--- Begin ---
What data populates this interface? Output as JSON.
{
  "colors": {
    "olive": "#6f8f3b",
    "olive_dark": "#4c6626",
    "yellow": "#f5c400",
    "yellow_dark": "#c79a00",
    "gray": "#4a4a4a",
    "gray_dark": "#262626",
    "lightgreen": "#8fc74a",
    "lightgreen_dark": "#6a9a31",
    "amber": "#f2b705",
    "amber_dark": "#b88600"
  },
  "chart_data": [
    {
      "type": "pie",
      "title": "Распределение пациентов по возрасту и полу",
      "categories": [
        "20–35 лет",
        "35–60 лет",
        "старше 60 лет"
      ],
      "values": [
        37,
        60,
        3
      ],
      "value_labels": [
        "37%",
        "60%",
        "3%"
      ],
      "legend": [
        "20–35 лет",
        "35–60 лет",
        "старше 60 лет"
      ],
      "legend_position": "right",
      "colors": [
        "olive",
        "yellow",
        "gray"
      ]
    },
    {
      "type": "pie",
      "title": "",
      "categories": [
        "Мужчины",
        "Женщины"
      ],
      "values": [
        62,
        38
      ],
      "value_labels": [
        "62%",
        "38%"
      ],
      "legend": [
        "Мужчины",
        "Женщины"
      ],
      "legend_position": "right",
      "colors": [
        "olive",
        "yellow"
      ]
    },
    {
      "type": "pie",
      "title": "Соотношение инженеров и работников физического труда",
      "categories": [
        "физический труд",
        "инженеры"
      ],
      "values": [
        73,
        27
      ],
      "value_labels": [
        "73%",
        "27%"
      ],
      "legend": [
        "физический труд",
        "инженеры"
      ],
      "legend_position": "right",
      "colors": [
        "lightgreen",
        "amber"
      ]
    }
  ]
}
--- End ---
WRITTEN REQUEST
Restate the data above word for word, please.

REPLY
What data populates this interface? Output as JSON.
{
  "colors": {
    "olive": "#6f8f3b",
    "olive_dark": "#4c6626",
    "yellow": "#f5c400",
    "yellow_dark": "#c79a00",
    "gray": "#4a4a4a",
    "gray_dark": "#262626",
    "lightgreen": "#8fc74a",
    "lightgreen_dark": "#6a9a31",
    "amber": "#f2b705",
    "amber_dark": "#b88600"
  },
  "chart_data": [
    {
      "type": "pie",
      "title": "Распределение пациентов по возрасту и полу",
      "categories": [
        "20–35 лет",
        "35–60 лет",
        "старше 60 лет"
      ],
      "values": [
        37,
        60,
        3
      ],
      "value_labels": [
        "37%",
        "60%",
        "3%"
      ],
      "legend": [
        "20–35 лет",
        "35–60 лет",
        "старше 60 лет"
      ],
      "legend_position": "right",
      "colors": [
        "olive",
        "yellow",
        "gray"
      ]
    },
    {
      "type": "pie",
      "title": "",
      "categories": [
        "Мужчины",
        "Женщины"
      ],
      "values": [
        62,
        38
      ],
      "value_labels": [
        "62%",
        "38%"
      ],
      "legend": [
        "Мужчины",
        "Женщины"
      ],
      "legend_position": "right",
      "colors": [
        "olive",
        "yellow"
      ]
    },
    {
      "type": "pie",
      "title": "Соотношение инженеров и работников физического труда",
      "categories": [
        "физический труд",
        "инженеры"
      ],
      "values": [
        73,
        27
      ],
      "value_labels": [
        "73%",
        "27%"
      ],
      "legend": [
        "физический труд",
        "инженеры"
      ],
      "legend_position": "right",
      "colors": [
        "lightgreen",
        "amber"
      ]
    }
  ]
}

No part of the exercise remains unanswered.